Stored entries
* Start *
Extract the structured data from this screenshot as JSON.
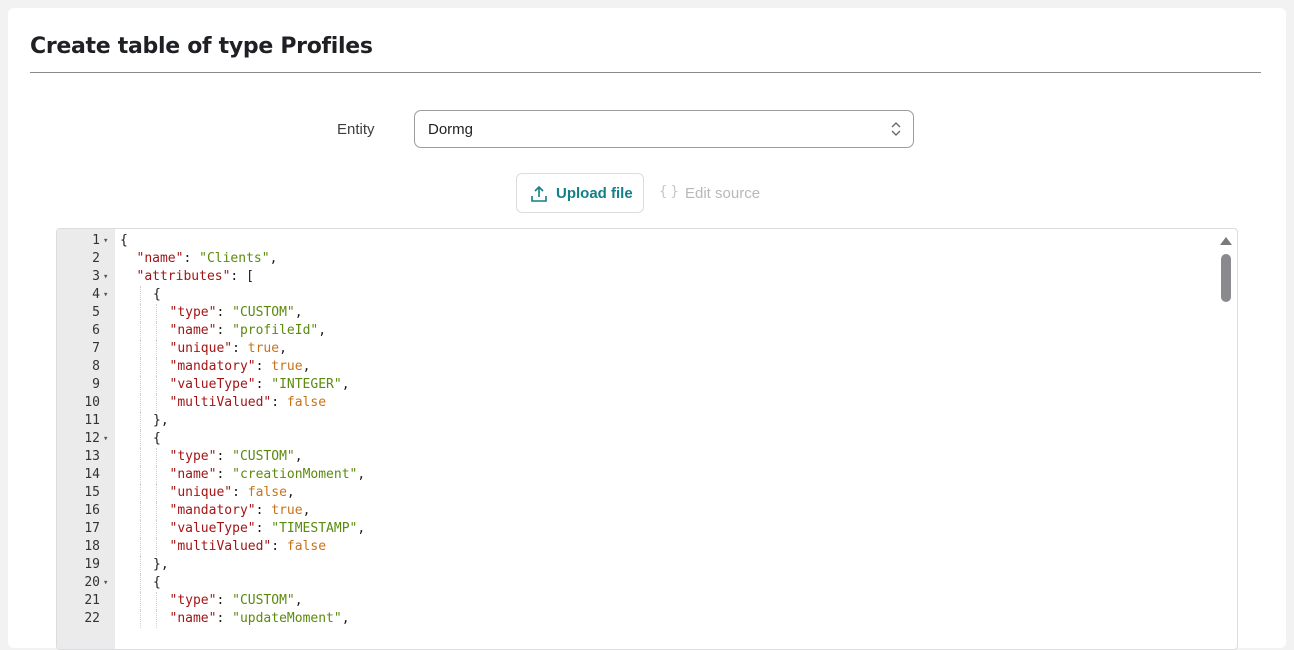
{
  "page": {
    "title": "Create table of type Profiles"
  },
  "form": {
    "entity_label": "Entity",
    "entity_value": "Dormg"
  },
  "actions": {
    "upload_label": "Upload file",
    "upload_icon": "upload-icon",
    "edit_label": "Edit source",
    "edit_icon": "braces-icon"
  },
  "colors": {
    "accent": "#137f86",
    "key": "#a31515",
    "string": "#5b8a0f",
    "boolean": "#c8721a"
  },
  "editor": {
    "lines": [
      {
        "n": "1",
        "fold": true,
        "indent": 0,
        "tokens": [
          {
            "t": "p",
            "v": "{"
          }
        ]
      },
      {
        "n": "2",
        "fold": false,
        "indent": 1,
        "tokens": [
          {
            "t": "k",
            "v": "\"name\""
          },
          {
            "t": "p",
            "v": ": "
          },
          {
            "t": "s",
            "v": "\"Clients\""
          },
          {
            "t": "p",
            "v": ","
          }
        ]
      },
      {
        "n": "3",
        "fold": true,
        "indent": 1,
        "tokens": [
          {
            "t": "k",
            "v": "\"attributes\""
          },
          {
            "t": "p",
            "v": ": ["
          }
        ]
      },
      {
        "n": "4",
        "fold": true,
        "indent": 2,
        "tokens": [
          {
            "t": "p",
            "v": "{"
          }
        ]
      },
      {
        "n": "5",
        "fold": false,
        "indent": 3,
        "tokens": [
          {
            "t": "k",
            "v": "\"type\""
          },
          {
            "t": "p",
            "v": ": "
          },
          {
            "t": "s",
            "v": "\"CUSTOM\""
          },
          {
            "t": "p",
            "v": ","
          }
        ]
      },
      {
        "n": "6",
        "fold": false,
        "indent": 3,
        "tokens": [
          {
            "t": "k",
            "v": "\"name\""
          },
          {
            "t": "p",
            "v": ": "
          },
          {
            "t": "s",
            "v": "\"profileId\""
          },
          {
            "t": "p",
            "v": ","
          }
        ]
      },
      {
        "n": "7",
        "fold": false,
        "indent": 3,
        "tokens": [
          {
            "t": "k",
            "v": "\"unique\""
          },
          {
            "t": "p",
            "v": ": "
          },
          {
            "t": "b",
            "v": "true"
          },
          {
            "t": "p",
            "v": ","
          }
        ]
      },
      {
        "n": "8",
        "fold": false,
        "indent": 3,
        "tokens": [
          {
            "t": "k",
            "v": "\"mandatory\""
          },
          {
            "t": "p",
            "v": ": "
          },
          {
            "t": "b",
            "v": "true"
          },
          {
            "t": "p",
            "v": ","
          }
        ]
      },
      {
        "n": "9",
        "fold": false,
        "indent": 3,
        "tokens": [
          {
            "t": "k",
            "v": "\"valueType\""
          },
          {
            "t": "p",
            "v": ": "
          },
          {
            "t": "s",
            "v": "\"INTEGER\""
          },
          {
            "t": "p",
            "v": ","
          }
        ]
      },
      {
        "n": "10",
        "fold": false,
        "indent": 3,
        "tokens": [
          {
            "t": "k",
            "v": "\"multiValued\""
          },
          {
            "t": "p",
            "v": ": "
          },
          {
            "t": "b",
            "v": "false"
          }
        ]
      },
      {
        "n": "11",
        "fold": false,
        "indent": 2,
        "tokens": [
          {
            "t": "p",
            "v": "},"
          }
        ]
      },
      {
        "n": "12",
        "fold": true,
        "indent": 2,
        "tokens": [
          {
            "t": "p",
            "v": "{"
          }
        ]
      },
      {
        "n": "13",
        "fold": false,
        "indent": 3,
        "tokens": [
          {
            "t": "k",
            "v": "\"type\""
          },
          {
            "t": "p",
            "v": ": "
          },
          {
            "t": "s",
            "v": "\"CUSTOM\""
          },
          {
            "t": "p",
            "v": ","
          }
        ]
      },
      {
        "n": "14",
        "fold": false,
        "indent": 3,
        "tokens": [
          {
            "t": "k",
            "v": "\"name\""
          },
          {
            "t": "p",
            "v": ": "
          },
          {
            "t": "s",
            "v": "\"creationMoment\""
          },
          {
            "t": "p",
            "v": ","
          }
        ]
      },
      {
        "n": "15",
        "fold": false,
        "indent": 3,
        "tokens": [
          {
            "t": "k",
            "v": "\"unique\""
          },
          {
            "t": "p",
            "v": ": "
          },
          {
            "t": "b",
            "v": "false"
          },
          {
            "t": "p",
            "v": ","
          }
        ]
      },
      {
        "n": "16",
        "fold": false,
        "indent": 3,
        "tokens": [
          {
            "t": "k",
            "v": "\"mandatory\""
          },
          {
            "t": "p",
            "v": ": "
          },
          {
            "t": "b",
            "v": "true"
          },
          {
            "t": "p",
            "v": ","
          }
        ]
      },
      {
        "n": "17",
        "fold": false,
        "indent": 3,
        "tokens": [
          {
            "t": "k",
            "v": "\"valueType\""
          },
          {
            "t": "p",
            "v": ": "
          },
          {
            "t": "s",
            "v": "\"TIMESTAMP\""
          },
          {
            "t": "p",
            "v": ","
          }
        ]
      },
      {
        "n": "18",
        "fold": false,
        "indent": 3,
        "tokens": [
          {
            "t": "k",
            "v": "\"multiValued\""
          },
          {
            "t": "p",
            "v": ": "
          },
          {
            "t": "b",
            "v": "false"
          }
        ]
      },
      {
        "n": "19",
        "fold": false,
        "indent": 2,
        "tokens": [
          {
            "t": "p",
            "v": "},"
          }
        ]
      },
      {
        "n": "20",
        "fold": true,
        "indent": 2,
        "tokens": [
          {
            "t": "p",
            "v": "{"
          }
        ]
      },
      {
        "n": "21",
        "fold": false,
        "indent": 3,
        "tokens": [
          {
            "t": "k",
            "v": "\"type\""
          },
          {
            "t": "p",
            "v": ": "
          },
          {
            "t": "s",
            "v": "\"CUSTOM\""
          },
          {
            "t": "p",
            "v": ","
          }
        ]
      },
      {
        "n": "22",
        "fold": false,
        "indent": 3,
        "tokens": [
          {
            "t": "k",
            "v": "\"name\""
          },
          {
            "t": "p",
            "v": ": "
          },
          {
            "t": "s",
            "v": "\"updateMoment\""
          },
          {
            "t": "p",
            "v": ","
          }
        ]
      }
    ]
  }
}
* End *
■ Task goal ■
All of the records above must be copied exactly, except for the pictures.

■ Written solution ■
Extract the structured data from this screenshot as JSON.
{
  "page": {
    "title": "Create table of type Profiles"
  },
  "form": {
    "entity_label": "Entity",
    "entity_value": "Dormg"
  },
  "actions": {
    "upload_label": "Upload file",
    "upload_icon": "upload-icon",
    "edit_label": "Edit source",
    "edit_icon": "braces-icon"
  },
  "colors": {
    "accent": "#137f86",
    "key": "#a31515",
    "string": "#5b8a0f",
    "boolean": "#c8721a"
  },
  "editor": {
    "lines": [
      {
        "n": "1",
        "fold": true,
        "indent": 0,
        "tokens": [
          {
            "t": "p",
            "v": "{"
          }
        ]
      },
      {
        "n": "2",
        "fold": false,
        "indent": 1,
        "tokens": [
          {
            "t": "k",
            "v": "\"name\""
          },
          {
            "t": "p",
            "v": ": "
          },
          {
            "t": "s",
            "v": "\"Clients\""
          },
          {
            "t": "p",
            "v": ","
          }
        ]
      },
      {
        "n": "3",
        "fold": true,
        "indent": 1,
        "tokens": [
          {
            "t": "k",
            "v": "\"attributes\""
          },
          {
            "t": "p",
            "v": ": ["
          }
        ]
      },
      {
        "n": "4",
        "fold": true,
        "indent": 2,
        "tokens": [
          {
            "t": "p",
            "v": "{"
          }
        ]
      },
      {
        "n": "5",
        "fold": false,
        "indent": 3,
        "tokens": [
          {
            "t": "k",
            "v": "\"type\""
          },
          {
            "t": "p",
            "v": ": "
          },
          {
            "t": "s",
            "v": "\"CUSTOM\""
          },
          {
            "t": "p",
            "v": ","
          }
        ]
      },
      {
        "n": "6",
        "fold": false,
        "indent": 3,
        "tokens": [
          {
            "t": "k",
            "v": "\"name\""
          },
          {
            "t": "p",
            "v": ": "
          },
          {
            "t": "s",
            "v": "\"profileId\""
          },
          {
            "t": "p",
            "v": ","
          }
        ]
      },
      {
        "n": "7",
        "fold": false,
        "indent": 3,
        "tokens": [
          {
            "t": "k",
            "v": "\"unique\""
          },
          {
            "t": "p",
            "v": ": "
          },
          {
            "t": "b",
            "v": "true"
          },
          {
            "t": "p",
            "v": ","
          }
        ]
      },
      {
        "n": "8",
        "fold": false,
        "indent": 3,
        "tokens": [
          {
            "t": "k",
            "v": "\"mandatory\""
          },
          {
            "t": "p",
            "v": ": "
          },
          {
            "t": "b",
            "v": "true"
          },
          {
            "t": "p",
            "v": ","
          }
        ]
      },
      {
        "n": "9",
        "fold": false,
        "indent": 3,
        "tokens": [
          {
            "t": "k",
            "v": "\"valueType\""
          },
          {
            "t": "p",
            "v": ": "
          },
          {
            "t": "s",
            "v": "\"INTEGER\""
          },
          {
            "t": "p",
            "v": ","
          }
        ]
      },
      {
        "n": "10",
        "fold": false,
        "indent": 3,
        "tokens": [
          {
            "t": "k",
            "v": "\"multiValued\""
          },
          {
            "t": "p",
            "v": ": "
          },
          {
            "t": "b",
            "v": "false"
          }
        ]
      },
      {
        "n": "11",
        "fold": false,
        "indent": 2,
        "tokens": [
          {
            "t": "p",
            "v": "},"
          }
        ]
      },
      {
        "n": "12",
        "fold": true,
        "indent": 2,
        "tokens": [
          {
            "t": "p",
            "v": "{"
          }
        ]
      },
      {
        "n": "13",
        "fold": false,
        "indent": 3,
        "tokens": [
          {
            "t": "k",
            "v": "\"type\""
          },
          {
            "t": "p",
            "v": ": "
          },
          {
            "t": "s",
            "v": "\"CUSTOM\""
          },
          {
            "t": "p",
            "v": ","
          }
        ]
      },
      {
        "n": "14",
        "fold": false,
        "indent": 3,
        "tokens": [
          {
            "t": "k",
            "v": "\"name\""
          },
          {
            "t": "p",
            "v": ": "
          },
          {
            "t": "s",
            "v": "\"creationMoment\""
          },
          {
            "t": "p",
            "v": ","
          }
        ]
      },
      {
        "n": "15",
        "fold": false,
        "indent": 3,
        "tokens": [
          {
            "t": "k",
            "v": "\"unique\""
          },
          {
            "t": "p",
            "v": ": "
          },
          {
            "t": "b",
            "v": "false"
          },
          {
            "t": "p",
            "v": ","
          }
        ]
      },
      {
        "n": "16",
        "fold": false,
        "indent": 3,
        "tokens": [
          {
            "t": "k",
            "v": "\"mandatory\""
          },
          {
            "t": "p",
            "v": ": "
          },
          {
            "t": "b",
            "v": "true"
          },
          {
            "t": "p",
            "v": ","
          }
        ]
      },
      {
        "n": "17",
        "fold": false,
        "indent": 3,
        "tokens": [
          {
            "t": "k",
            "v": "\"valueType\""
          },
          {
            "t": "p",
            "v": ": "
          },
          {
            "t": "s",
            "v": "\"TIMESTAMP\""
          },
          {
            "t": "p",
            "v": ","
          }
        ]
      },
      {
        "n": "18",
        "fold": false,
        "indent": 3,
        "tokens": [
          {
            "t": "k",
            "v": "\"multiValued\""
          },
          {
            "t": "p",
            "v": ": "
          },
          {
            "t": "b",
            "v": "false"
          }
        ]
      },
      {
        "n": "19",
        "fold": false,
        "indent": 2,
        "tokens": [
          {
            "t": "p",
            "v": "},"
          }
        ]
      },
      {
        "n": "20",
        "fold": true,
        "indent": 2,
        "tokens": [
          {
            "t": "p",
            "v": "{"
          }
        ]
      },
      {
        "n": "21",
        "fold": false,
        "indent": 3,
        "tokens": [
          {
            "t": "k",
            "v": "\"type\""
          },
          {
            "t": "p",
            "v": ": "
          },
          {
            "t": "s",
            "v": "\"CUSTOM\""
          },
          {
            "t": "p",
            "v": ","
          }
        ]
      },
      {
        "n": "22",
        "fold": false,
        "indent": 3,
        "tokens": [
          {
            "t": "k",
            "v": "\"name\""
          },
          {
            "t": "p",
            "v": ": "
          },
          {
            "t": "s",
            "v": "\"updateMoment\""
          },
          {
            "t": "p",
            "v": ","
          }
        ]
      }
    ]
  }
}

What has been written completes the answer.